Work to be completed. Copy, from the entries below, each line where the word "start" can be found.

(Figure record listings)
-*-*-
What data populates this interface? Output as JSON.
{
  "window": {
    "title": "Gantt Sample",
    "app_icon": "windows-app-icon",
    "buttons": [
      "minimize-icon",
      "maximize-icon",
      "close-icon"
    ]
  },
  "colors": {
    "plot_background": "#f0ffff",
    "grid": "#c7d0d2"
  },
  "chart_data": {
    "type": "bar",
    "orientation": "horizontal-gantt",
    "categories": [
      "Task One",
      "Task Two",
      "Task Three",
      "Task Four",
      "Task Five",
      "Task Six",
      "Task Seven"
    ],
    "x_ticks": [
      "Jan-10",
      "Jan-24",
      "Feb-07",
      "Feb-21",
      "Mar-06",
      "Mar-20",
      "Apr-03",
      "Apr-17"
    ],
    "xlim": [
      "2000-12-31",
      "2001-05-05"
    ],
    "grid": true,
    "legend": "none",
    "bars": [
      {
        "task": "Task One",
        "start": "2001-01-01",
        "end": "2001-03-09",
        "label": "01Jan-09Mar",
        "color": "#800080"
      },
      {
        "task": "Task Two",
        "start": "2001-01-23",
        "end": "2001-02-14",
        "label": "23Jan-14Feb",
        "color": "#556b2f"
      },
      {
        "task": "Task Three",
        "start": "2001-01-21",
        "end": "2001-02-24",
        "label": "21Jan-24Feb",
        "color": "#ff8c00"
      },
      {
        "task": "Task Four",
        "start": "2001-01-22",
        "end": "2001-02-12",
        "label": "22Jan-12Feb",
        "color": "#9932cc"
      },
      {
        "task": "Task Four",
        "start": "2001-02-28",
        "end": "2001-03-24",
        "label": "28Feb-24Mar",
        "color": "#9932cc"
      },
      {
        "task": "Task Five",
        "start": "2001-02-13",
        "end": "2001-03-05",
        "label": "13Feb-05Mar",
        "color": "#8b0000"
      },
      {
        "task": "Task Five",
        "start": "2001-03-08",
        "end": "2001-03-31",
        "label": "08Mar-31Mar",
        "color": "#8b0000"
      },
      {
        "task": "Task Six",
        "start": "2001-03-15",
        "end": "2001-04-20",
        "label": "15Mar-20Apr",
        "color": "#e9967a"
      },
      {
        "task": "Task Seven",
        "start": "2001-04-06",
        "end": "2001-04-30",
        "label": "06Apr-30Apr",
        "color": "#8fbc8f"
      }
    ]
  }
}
-*-*-
Task result.
        "start": "2001-01-01",
        "start": "2001-01-23",
        "start": "2001-01-21",
        "start": "2001-01-22",
        "start": "2001-02-28",
        "start": "2001-02-13",
        "start": "2001-03-08",
        "start": "2001-03-15",
        "start": "2001-04-06",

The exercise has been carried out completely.